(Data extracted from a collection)
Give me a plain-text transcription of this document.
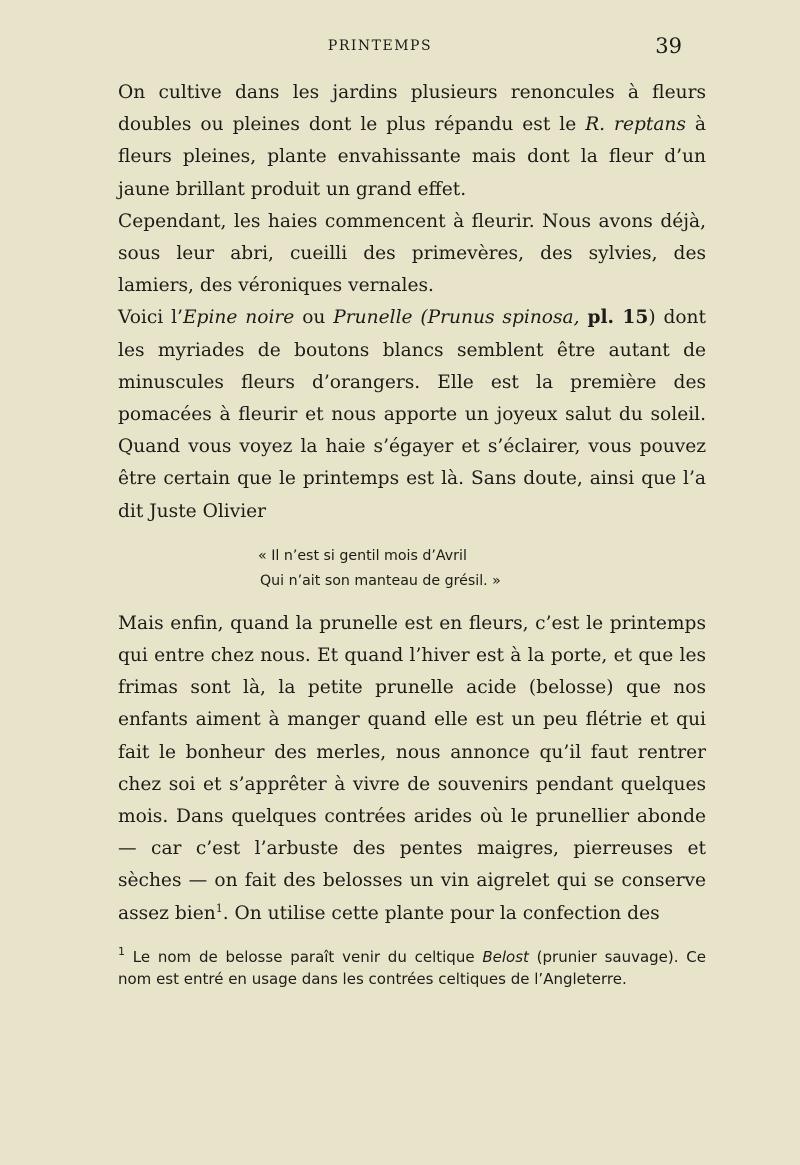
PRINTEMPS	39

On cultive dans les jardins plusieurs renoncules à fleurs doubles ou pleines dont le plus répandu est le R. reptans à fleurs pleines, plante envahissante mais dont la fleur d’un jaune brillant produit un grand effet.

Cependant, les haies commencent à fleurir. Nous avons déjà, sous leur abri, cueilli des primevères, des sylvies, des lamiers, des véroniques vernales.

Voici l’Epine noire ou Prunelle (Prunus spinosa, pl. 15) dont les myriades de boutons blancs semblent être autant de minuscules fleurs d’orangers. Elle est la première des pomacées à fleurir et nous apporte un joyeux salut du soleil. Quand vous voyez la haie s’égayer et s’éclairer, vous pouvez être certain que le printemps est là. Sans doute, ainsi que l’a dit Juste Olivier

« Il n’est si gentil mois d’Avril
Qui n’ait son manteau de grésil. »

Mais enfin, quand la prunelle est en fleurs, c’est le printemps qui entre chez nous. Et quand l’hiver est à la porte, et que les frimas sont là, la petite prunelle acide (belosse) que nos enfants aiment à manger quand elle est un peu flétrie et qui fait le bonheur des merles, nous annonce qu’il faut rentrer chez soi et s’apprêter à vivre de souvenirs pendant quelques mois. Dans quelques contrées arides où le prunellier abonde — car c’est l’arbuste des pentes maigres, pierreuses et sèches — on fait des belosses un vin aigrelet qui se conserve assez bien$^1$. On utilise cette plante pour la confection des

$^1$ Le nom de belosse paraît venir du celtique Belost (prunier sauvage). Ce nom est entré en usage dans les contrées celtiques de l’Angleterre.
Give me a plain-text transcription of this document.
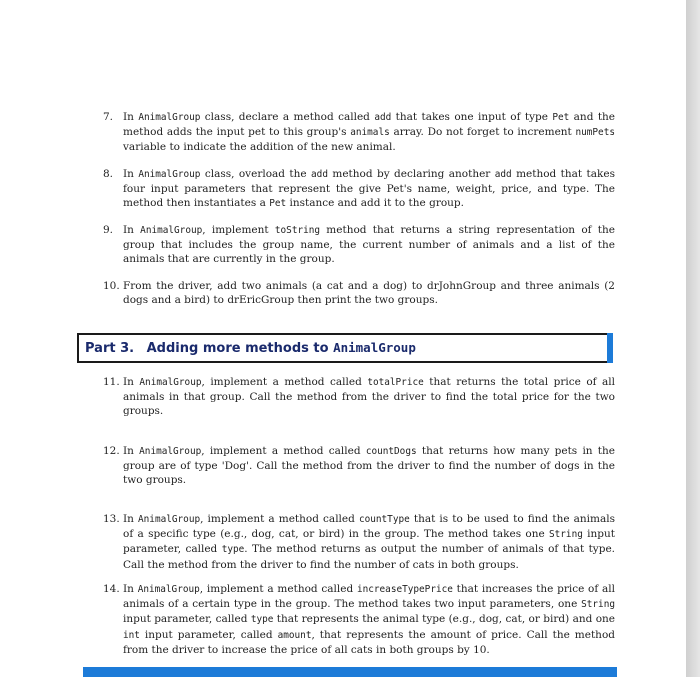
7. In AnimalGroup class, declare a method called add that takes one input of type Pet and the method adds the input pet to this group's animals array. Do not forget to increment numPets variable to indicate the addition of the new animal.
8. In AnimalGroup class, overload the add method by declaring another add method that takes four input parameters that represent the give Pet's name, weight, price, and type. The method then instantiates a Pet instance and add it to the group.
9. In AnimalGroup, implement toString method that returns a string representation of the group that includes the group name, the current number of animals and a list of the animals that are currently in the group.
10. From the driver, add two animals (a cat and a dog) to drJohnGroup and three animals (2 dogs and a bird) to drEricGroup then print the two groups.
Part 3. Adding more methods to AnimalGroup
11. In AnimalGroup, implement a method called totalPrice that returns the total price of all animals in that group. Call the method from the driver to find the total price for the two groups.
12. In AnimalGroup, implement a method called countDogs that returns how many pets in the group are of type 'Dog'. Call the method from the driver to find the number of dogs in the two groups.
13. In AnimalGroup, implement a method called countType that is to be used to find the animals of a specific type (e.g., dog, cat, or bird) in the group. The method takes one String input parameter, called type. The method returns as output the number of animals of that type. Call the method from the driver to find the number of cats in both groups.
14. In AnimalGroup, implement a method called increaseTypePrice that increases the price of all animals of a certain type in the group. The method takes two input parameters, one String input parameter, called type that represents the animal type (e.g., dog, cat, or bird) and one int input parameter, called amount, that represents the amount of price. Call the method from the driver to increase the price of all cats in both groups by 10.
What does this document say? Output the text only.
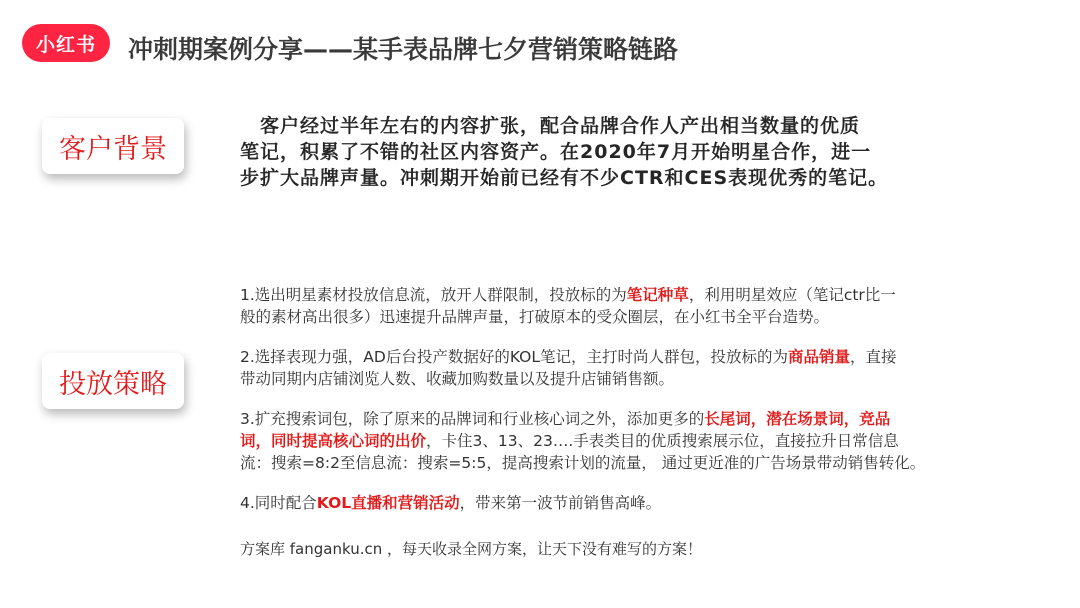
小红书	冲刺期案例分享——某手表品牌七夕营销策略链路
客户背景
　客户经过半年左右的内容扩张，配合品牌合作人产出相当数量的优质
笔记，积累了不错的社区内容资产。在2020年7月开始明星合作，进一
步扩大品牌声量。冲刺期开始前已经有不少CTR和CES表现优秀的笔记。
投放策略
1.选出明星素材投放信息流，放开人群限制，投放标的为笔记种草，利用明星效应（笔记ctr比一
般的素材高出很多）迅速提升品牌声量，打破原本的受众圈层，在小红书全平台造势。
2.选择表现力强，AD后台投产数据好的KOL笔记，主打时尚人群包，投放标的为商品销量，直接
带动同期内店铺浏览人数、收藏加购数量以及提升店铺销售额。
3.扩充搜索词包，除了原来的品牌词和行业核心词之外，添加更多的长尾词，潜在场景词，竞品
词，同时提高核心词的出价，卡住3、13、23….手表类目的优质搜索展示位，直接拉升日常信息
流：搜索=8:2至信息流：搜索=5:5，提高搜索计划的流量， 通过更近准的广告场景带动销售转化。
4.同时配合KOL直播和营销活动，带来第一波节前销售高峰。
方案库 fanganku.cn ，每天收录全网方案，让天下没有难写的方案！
==
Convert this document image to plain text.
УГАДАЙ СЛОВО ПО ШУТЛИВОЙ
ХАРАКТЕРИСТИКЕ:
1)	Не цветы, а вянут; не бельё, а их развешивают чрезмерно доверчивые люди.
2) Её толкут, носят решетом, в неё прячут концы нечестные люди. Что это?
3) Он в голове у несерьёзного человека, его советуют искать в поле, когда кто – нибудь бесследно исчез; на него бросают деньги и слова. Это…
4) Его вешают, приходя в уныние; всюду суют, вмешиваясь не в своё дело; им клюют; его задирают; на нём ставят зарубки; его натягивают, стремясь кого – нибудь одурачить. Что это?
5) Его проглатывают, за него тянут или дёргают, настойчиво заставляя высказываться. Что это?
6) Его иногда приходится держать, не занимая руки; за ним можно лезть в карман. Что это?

Required work: For the data above, state only how many lines include the word "implement".

Written response: 5